### Material supplied
__________
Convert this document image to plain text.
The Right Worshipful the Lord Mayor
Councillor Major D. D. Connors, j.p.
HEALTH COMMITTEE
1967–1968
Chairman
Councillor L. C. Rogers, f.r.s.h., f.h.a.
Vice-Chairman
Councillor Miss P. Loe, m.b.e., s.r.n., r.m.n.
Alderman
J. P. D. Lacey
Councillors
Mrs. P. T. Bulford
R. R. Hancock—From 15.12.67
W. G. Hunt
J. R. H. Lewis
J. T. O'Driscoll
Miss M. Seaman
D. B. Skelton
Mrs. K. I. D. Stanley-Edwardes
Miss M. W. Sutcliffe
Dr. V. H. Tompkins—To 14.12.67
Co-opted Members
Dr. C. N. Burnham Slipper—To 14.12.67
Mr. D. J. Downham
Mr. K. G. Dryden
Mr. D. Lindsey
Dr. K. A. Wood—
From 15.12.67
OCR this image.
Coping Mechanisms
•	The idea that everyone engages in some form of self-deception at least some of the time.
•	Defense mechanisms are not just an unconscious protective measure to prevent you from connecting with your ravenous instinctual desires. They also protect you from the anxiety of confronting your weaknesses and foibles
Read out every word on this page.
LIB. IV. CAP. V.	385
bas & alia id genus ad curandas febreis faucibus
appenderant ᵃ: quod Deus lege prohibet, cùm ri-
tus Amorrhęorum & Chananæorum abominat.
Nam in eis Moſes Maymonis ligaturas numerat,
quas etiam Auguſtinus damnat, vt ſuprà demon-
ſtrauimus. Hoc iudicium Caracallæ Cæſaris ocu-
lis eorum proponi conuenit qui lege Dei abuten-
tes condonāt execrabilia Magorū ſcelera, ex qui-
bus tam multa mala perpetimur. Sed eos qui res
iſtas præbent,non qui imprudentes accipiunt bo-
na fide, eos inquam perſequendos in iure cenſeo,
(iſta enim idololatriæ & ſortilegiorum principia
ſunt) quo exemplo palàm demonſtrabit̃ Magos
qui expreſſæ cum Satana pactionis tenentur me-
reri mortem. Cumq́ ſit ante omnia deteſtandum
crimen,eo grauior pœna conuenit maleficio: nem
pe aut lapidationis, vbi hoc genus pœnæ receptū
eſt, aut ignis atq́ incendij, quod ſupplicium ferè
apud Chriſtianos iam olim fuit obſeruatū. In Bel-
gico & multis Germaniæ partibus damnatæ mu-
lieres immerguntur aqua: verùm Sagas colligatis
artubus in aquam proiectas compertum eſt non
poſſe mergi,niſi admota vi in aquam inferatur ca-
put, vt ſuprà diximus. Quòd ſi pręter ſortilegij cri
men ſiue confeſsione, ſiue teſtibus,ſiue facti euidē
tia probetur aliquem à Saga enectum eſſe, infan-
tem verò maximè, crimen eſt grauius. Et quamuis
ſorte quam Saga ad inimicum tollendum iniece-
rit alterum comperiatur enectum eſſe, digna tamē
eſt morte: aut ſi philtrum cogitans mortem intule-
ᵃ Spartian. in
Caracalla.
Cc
__________
### Work instructions
Quote exactly what appears from the line containing "OCR this image." through the final line of the listing above, including both of those lines.

### Finished task
OCR this image.
Coping Mechanisms
•	The idea that everyone engages in some form of self-deception at least some of the time.
•	Defense mechanisms are not just an unconscious protective measure to prevent you from connecting with your ravenous instinctual desires. They also protect you from the anxiety of confronting your weaknesses and foibles
Read out every word on this page.
LIB. IV. CAP. V.	385
bas & alia id genus ad curandas febreis faucibus
appenderant ᵃ: quod Deus lege prohibet, cùm ri-
tus Amorrhęorum & Chananæorum abominat.
Nam in eis Moſes Maymonis ligaturas numerat,
quas etiam Auguſtinus damnat, vt ſuprà demon-
ſtrauimus. Hoc iudicium Caracallæ Cæſaris ocu-
lis eorum proponi conuenit qui lege Dei abuten-
tes condonāt execrabilia Magorū ſcelera, ex qui-
bus tam multa mala perpetimur. Sed eos qui res
iſtas præbent,non qui imprudentes accipiunt bo-
na fide, eos inquam perſequendos in iure cenſeo,
(iſta enim idololatriæ & ſortilegiorum principia
ſunt) quo exemplo palàm demonſtrabit̃ Magos
qui expreſſæ cum Satana pactionis tenentur me-
reri mortem. Cumq́ ſit ante omnia deteſtandum
crimen,eo grauior pœna conuenit maleficio: nem
pe aut lapidationis, vbi hoc genus pœnæ receptū
eſt, aut ignis atq́ incendij, quod ſupplicium ferè
apud Chriſtianos iam olim fuit obſeruatū. In Bel-
gico & multis Germaniæ partibus damnatæ mu-
lieres immerguntur aqua: verùm Sagas colligatis
artubus in aquam proiectas compertum eſt non
poſſe mergi,niſi admota vi in aquam inferatur ca-
put, vt ſuprà diximus. Quòd ſi pręter ſortilegij cri
men ſiue confeſsione, ſiue teſtibus,ſiue facti euidē
tia probetur aliquem à Saga enectum eſſe, infan-
tem verò maximè, crimen eſt grauius. Et quamuis
ſorte quam Saga ad inimicum tollendum iniece-
rit alterum comperiatur enectum eſſe, digna tamē
eſt morte: aut ſi philtrum cogitans mortem intule-
ᵃ Spartian. in
Caracalla.
Cc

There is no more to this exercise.